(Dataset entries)
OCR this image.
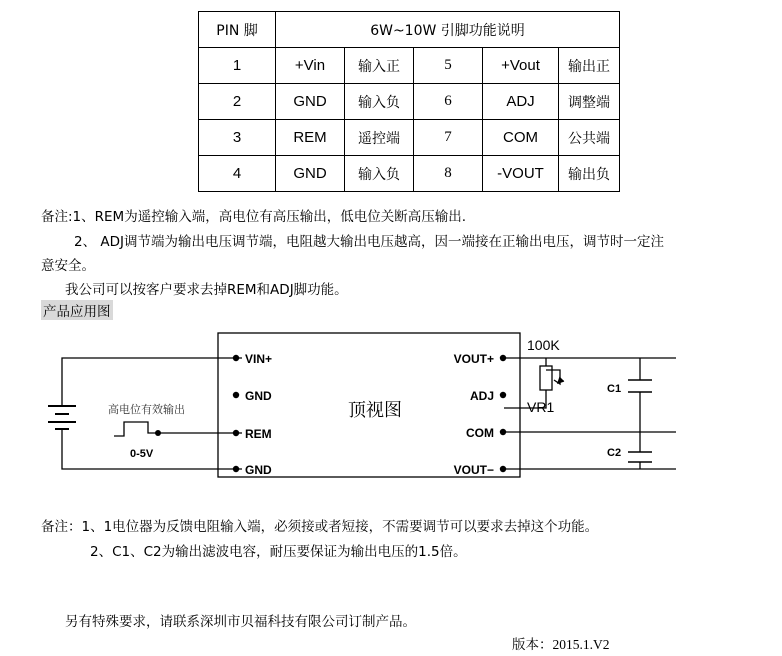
PIN 脚	6W~10W 引脚功能说明				
1	+Vin	输入正	5	+Vout	输出正
2	GND	输入负	6	ADJ	调整端
3	REM	遥控端	7	COM	公共端
4	GND	输入负	8	-VOUT	输出负
备注:1、REM为遥控输入端，高电位有高压输出，低电位关断高压输出.
2、 ADJ调节端为输出电压调节端，电阻越大输出电压越高，因一端接在正输出电压，调节时一定注
意安全。
我公司可以按客户要求去掉REM和ADJ脚功能。
产品应用图
VIN+
GND
REM
GND
VOUT+
ADJ
COM
VOUT−
顶视图
高电位有效输出
0-5V
100K
VR1
C1
C2
备注：1、1电位器为反馈电阻输入端，必须接或者短接，不需要调节可以要求去掉这个功能。
2、C1、C2为输出滤波电容，耐压要保证为输出电压的1.5倍。
另有特殊要求，请联系深圳市贝福科技有限公司订制产品。
版本：2015.1.V2
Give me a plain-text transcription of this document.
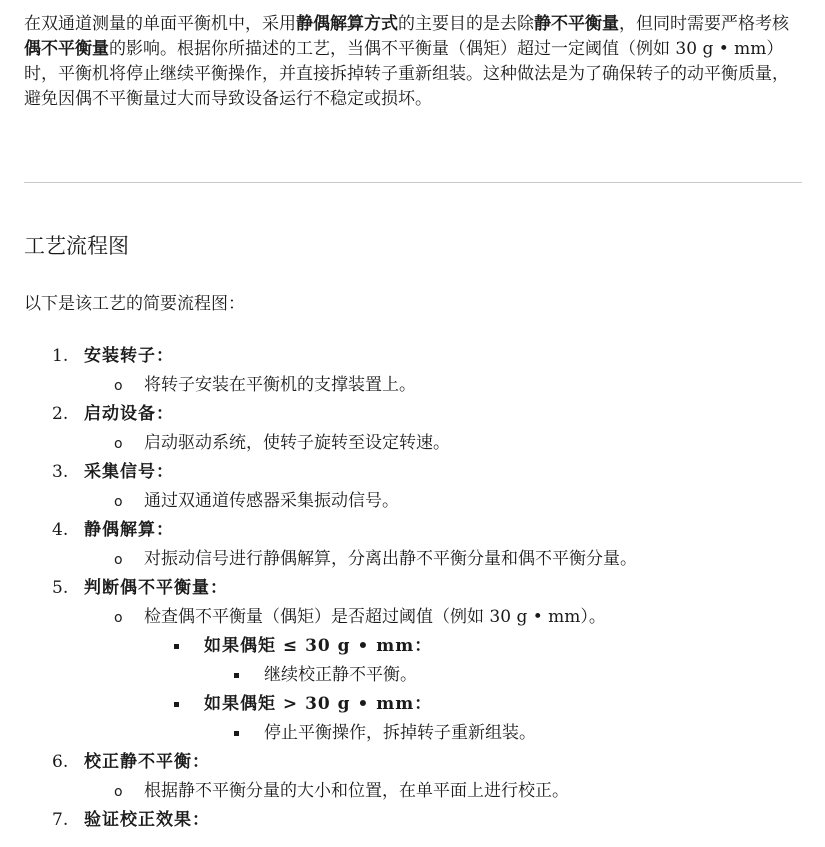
在双通道测量的单面平衡机中，采用静偶解算方式的主要目的是去除静不平衡量，但同时需要严格考核偶不平衡量的影响。根据你所描述的工艺，当偶不平衡量（偶矩）超过一定阈值（例如 30 g • mm）时，平衡机将停止继续平衡操作，并直接拆掉转子重新组装。这种做法是为了确保转子的动平衡质量，避免因偶不平衡量过大而导致设备运行不稳定或损坏。

工艺流程图

以下是该工艺的简要流程图：

1. 安装转子：
o 将转子安装在平衡机的支撑装置上。
2. 启动设备：
o 启动驱动系统，使转子旋转至设定转速。
3. 采集信号：
o 通过双通道传感器采集振动信号。
4. 静偶解算：
o 对振动信号进行静偶解算，分离出静不平衡分量和偶不平衡分量。
5. 判断偶不平衡量：
o 检查偶不平衡量（偶矩）是否超过阈值（例如 30 g • mm）。
如果偶矩 ≤ 30 g • mm：
继续校正静不平衡。
如果偶矩 > 30 g • mm：
停止平衡操作，拆掉转子重新组装。
6. 校正静不平衡：
o 根据静不平衡分量的大小和位置，在单平面上进行校正。
7. 验证校正效果：
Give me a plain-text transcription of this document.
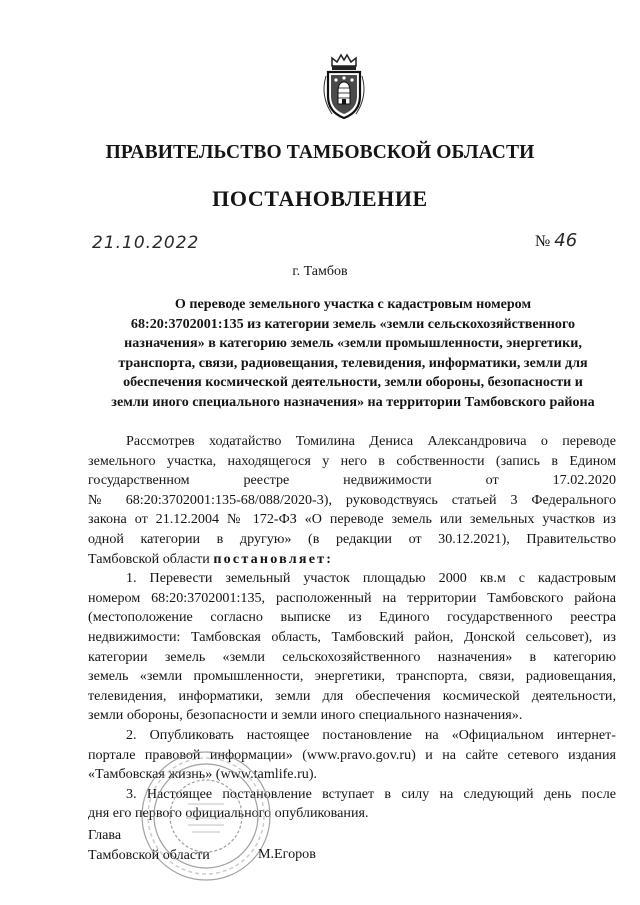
ПРАВИТЕЛЬСТВО ТАМБОВСКОЙ ОБЛАСТИ
ПОСТАНОВЛЕНИЕ
21.10.2022	№ 46
г. Тамбов
О переводе земельного участка с кадастровым номером
68:20:3702001:135 из категории земель «земли сельскохозяйственного
назначения» в категорию земель «земли промышленности, энергетики,
транспорта, связи, радиовещания, телевидения, информатики, земли для
обеспечения космической деятельности, земли обороны, безопасности и
земли иного специального назначения» на территории Тамбовского района

Рассмотрев ходатайство Томилина Дениса Александровича о переводе

земельного участка, находящегося у него в собственности (запись в Едином

государственном реестре недвижимости от 17.02.2020

№ 68:20:3702001:135-68/088/2020-3), руководствуясь статьей 3 Федерального

закона от 21.12.2004 № 172-ФЗ «О переводе земель или земельных участков из

одной категории в другую» (в редакции от 30.12.2021), Правительство

Тамбовской области постановляет:

1. Перевести земельный участок площадью 2000 кв.м с кадастровым

номером 68:20:3702001:135, расположенный на территории Тамбовского района

(местоположение согласно выписке из Единого государственного реестра

недвижимости: Тамбовская область, Тамбовский район, Донской сельсовет), из

категории земель «земли сельскохозяйственного назначения» в категорию

земель «земли промышленности, энергетики, транспорта, связи, радиовещания,

телевидения, информатики, земли для обеспечения космической деятельности,

земли обороны, безопасности и земли иного специального назначения».

2. Опубликовать настоящее постановление на «Официальном интернет-

портале правовой информации» (www.pravo.gov.ru) и на сайте сетевого издания

«Тамбовская жизнь» (www.tamlife.ru).

3. Настоящее постановление вступает в силу на следующий день после

дня его первого официального опубликования.

Глава
Тамбовской области	М.Егоров
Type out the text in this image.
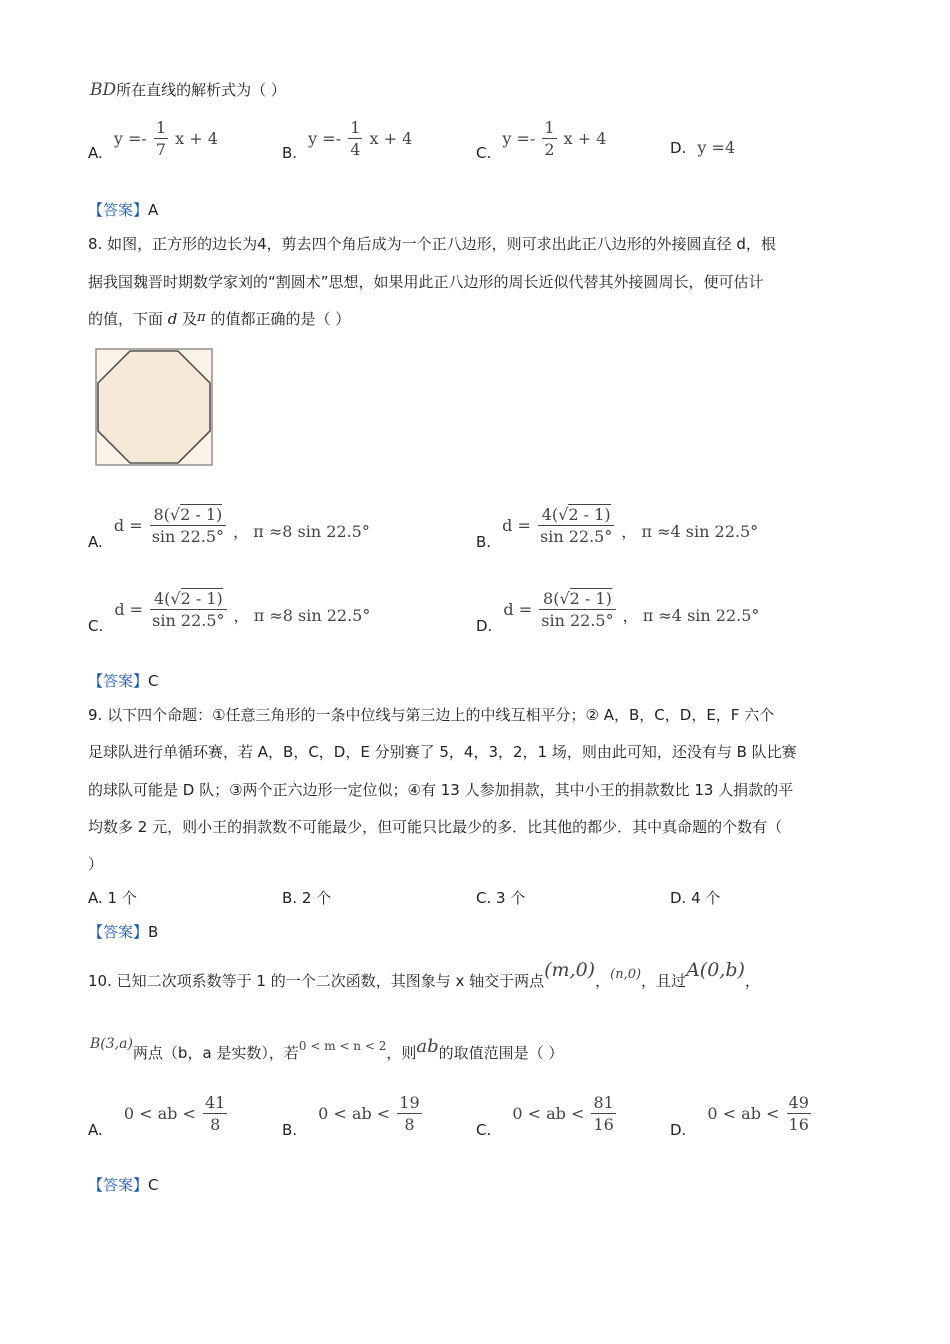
BD所在直线的解析式为（ ）
A. $y =- \frac{1}{7}$ x + 4
B. $y =- \frac{1}{4}$ x + 4
C. $y =- \frac{1}{2}$ x + 4	D. y =4
【答案】A
8. 如图，正方形的边长为4，剪去四个角后成为一个正八边形，则可求出此正八边形的外接圆直径 d，根
据我国魏晋时期数学家刘的“割圆术”思想，如果用此正八边形的周长近似代替其外接圆周长，便可估计
的值，下面 d 及π 的值都正确的是（ ）
A. $d = \frac{8(√2 - 1)}{\sin 22.5^\circ}$ ， π ≈8 sin 22.5°
B. $d = \frac{4(√2 - 1)}{\sin 22.5^\circ}$ ， π ≈4 sin 22.5°
C. $d = \frac{4(√2 - 1)}{\sin 22.5^\circ}$ ， π ≈8 sin 22.5°
D. $d = \frac{8(√2 - 1)}{\sin 22.5^\circ}$ ， π ≈4 sin 22.5°
【答案】C
9. 以下四个命题：①任意三角形的一条中位线与第三边上的中线互相平分；② A，B，C，D，E，F 六个
足球队进行单循环赛，若 A，B，C，D，E 分别赛了 5，4，3，2，1 场，则由此可知，还没有与 B 队比赛
的球队可能是 D 队；③两个正六边形一定位似；④有 13 人参加捐款，其中小王的捐款数比 13 人捐款的平
均数多 2 元，则小王的捐款数不可能最少，但可能只比最少的多．比其他的都少．其中真命题的个数有（
）
A. 1 个	B. 2 个	C. 3 个	D. 4 个
【答案】B
10. 已知二次项系数等于 1 的一个二次函数，其图象与 x 轴交于两点(m,0)，(n,0)，且过A(0,b)，
B(3,a)两点（b，a 是实数），若$^{0 < m < n < 2}$，则ab的取值范围是（ ）
A. 0 < ab < $\frac{41}{8}$	B. 0 < ab < $\frac{19}{8}$	C. 0 < ab < $\frac{81}{16}$	D. 0 < ab < $\frac{49}{16}$
【答案】C
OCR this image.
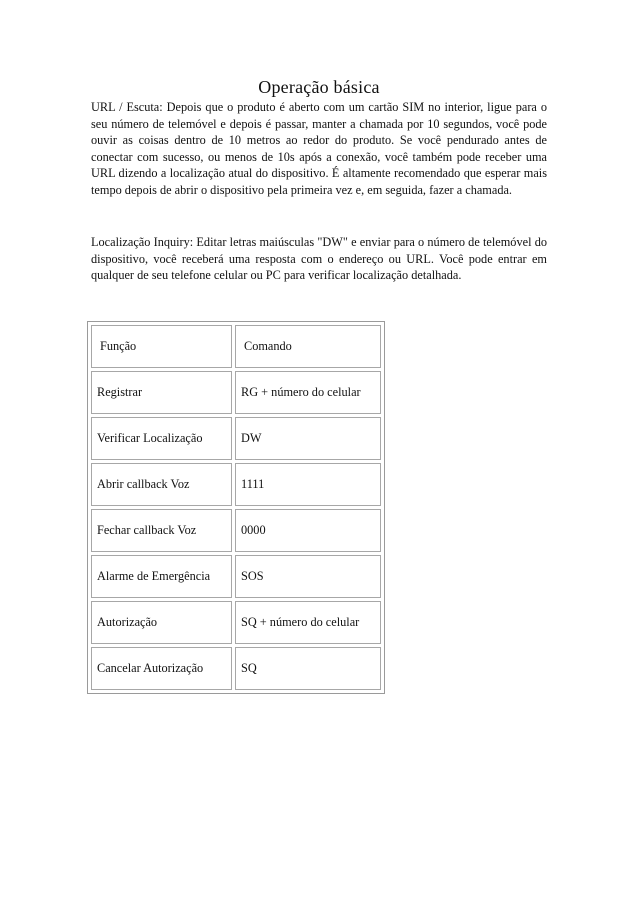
Operação básica

URL / Escuta: Depois que o produto é aberto com um cartão SIM no interior, ligue para o seu número de telemóvel e depois é passar, manter a chamada por 10 segundos, você pode ouvir as coisas dentro de 10 metros ao redor do produto. Se você pendurado antes de conectar com sucesso, ou menos de 10s após a conexão, você também pode receber uma URL dizendo a localização atual do dispositivo. É altamente recomendado que esperar mais tempo depois de abrir o dispositivo pela primeira vez e, em seguida, fazer a chamada.

Localização Inquiry: Editar letras maiúsculas "DW" e enviar para o número de telemóvel do dispositivo, você receberá uma resposta com o endereço ou URL. Você pode entrar em qualquer de seu telefone celular ou PC para verificar localização detalhada.

Função	Comando
Registrar	RG + número do celular
Verificar Localização	DW
Abrir callback Voz	1111
Fechar callback Voz	0000
Alarme de Emergência	SOS
Autorização	SQ + número do celular
Cancelar Autorização	SQ
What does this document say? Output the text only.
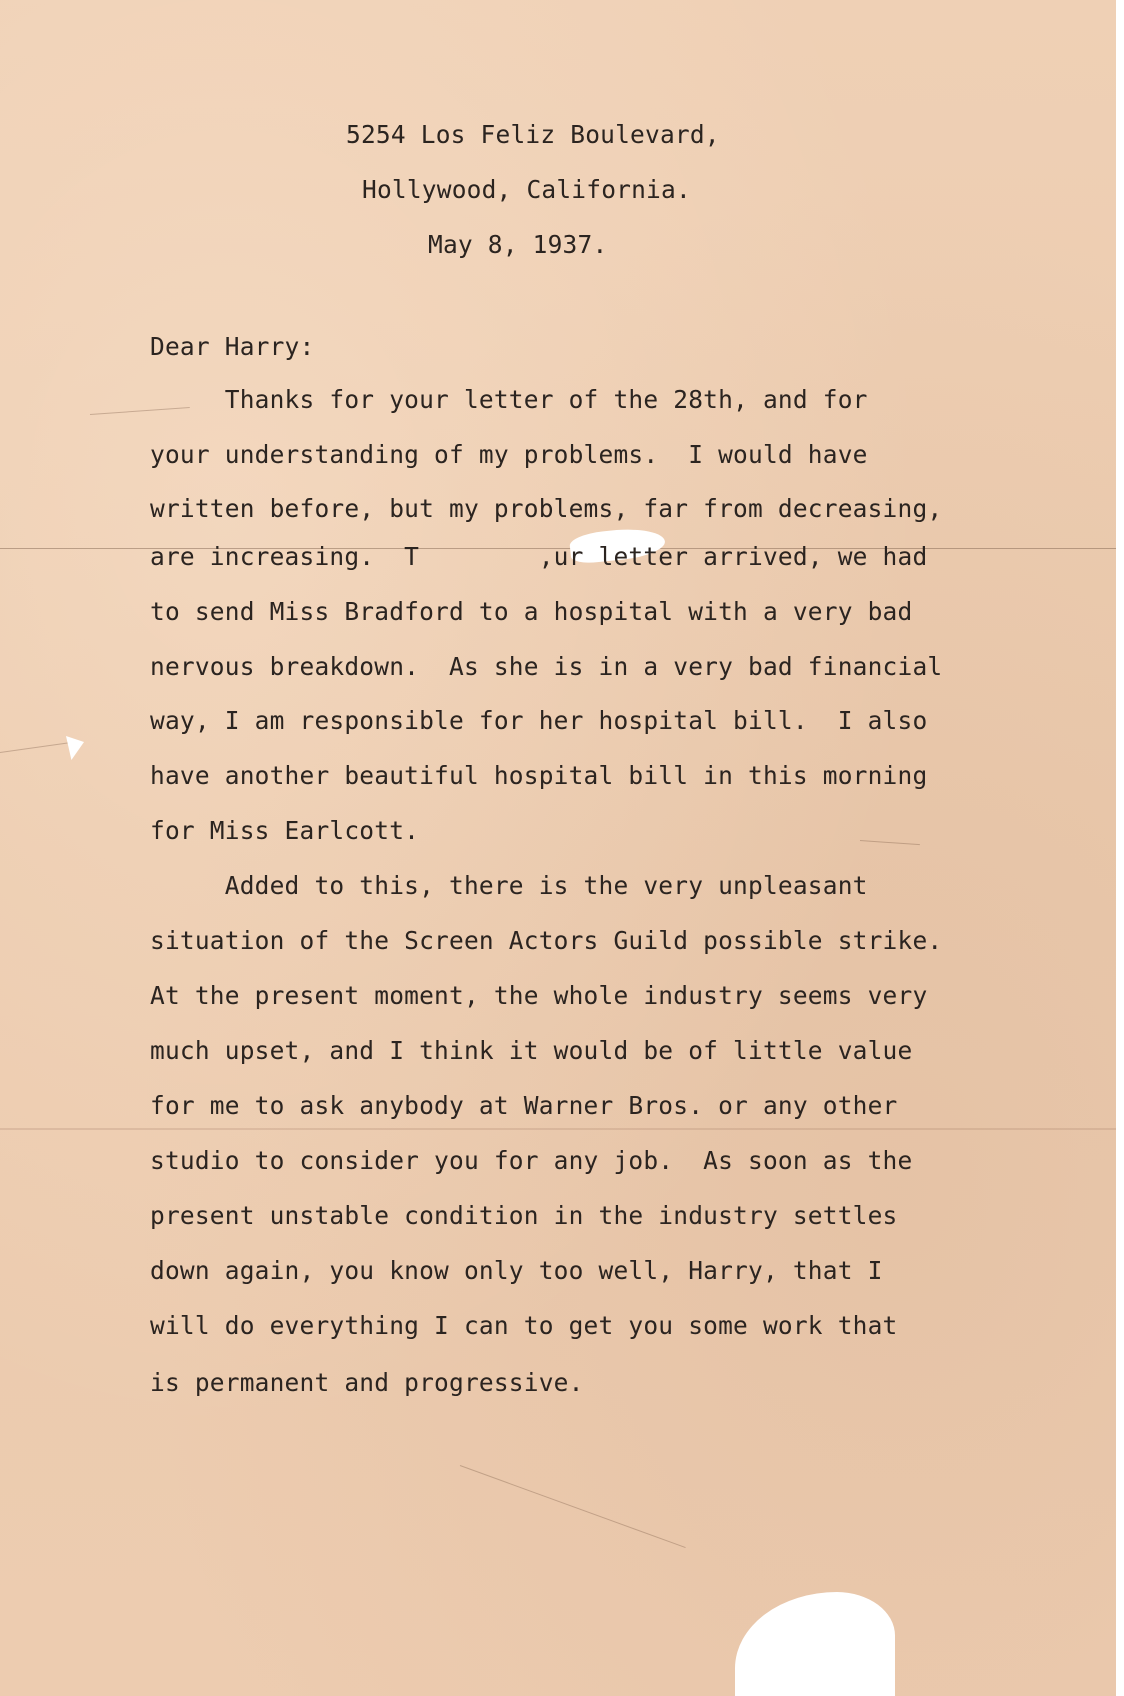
5254 Los Feliz Boulevard,

Hollywood, California.

May 8, 1937.

Dear Harry:

Thanks for your letter of the 28th, and for

your understanding of my problems.  I would have

written before, but my problems, far from decreasing,

are increasing.  T        ,ur letter arrived, we had

to send Miss Bradford to a hospital with a very bad

nervous breakdown.  As she is in a very bad financial

way, I am responsible for her hospital bill.  I also

have another beautiful hospital bill in this morning

for Miss Earlcott.

Added to this, there is the very unpleasant

situation of the Screen Actors Guild possible strike.

At the present moment, the whole industry seems very

much upset, and I think it would be of little value

for me to ask anybody at Warner Bros. or any other

studio to consider you for any job.  As soon as the

present unstable condition in the industry settles

down again, you know only too well, Harry, that I

will do everything I can to get you some work that

is permanent and progressive.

= Goal =
Which lines hold the word "letter"? Copy all of them.

= Solution to this task =
Thanks for your letter of the 28th, and for
are increasing.  T        ,ur letter arrived, we had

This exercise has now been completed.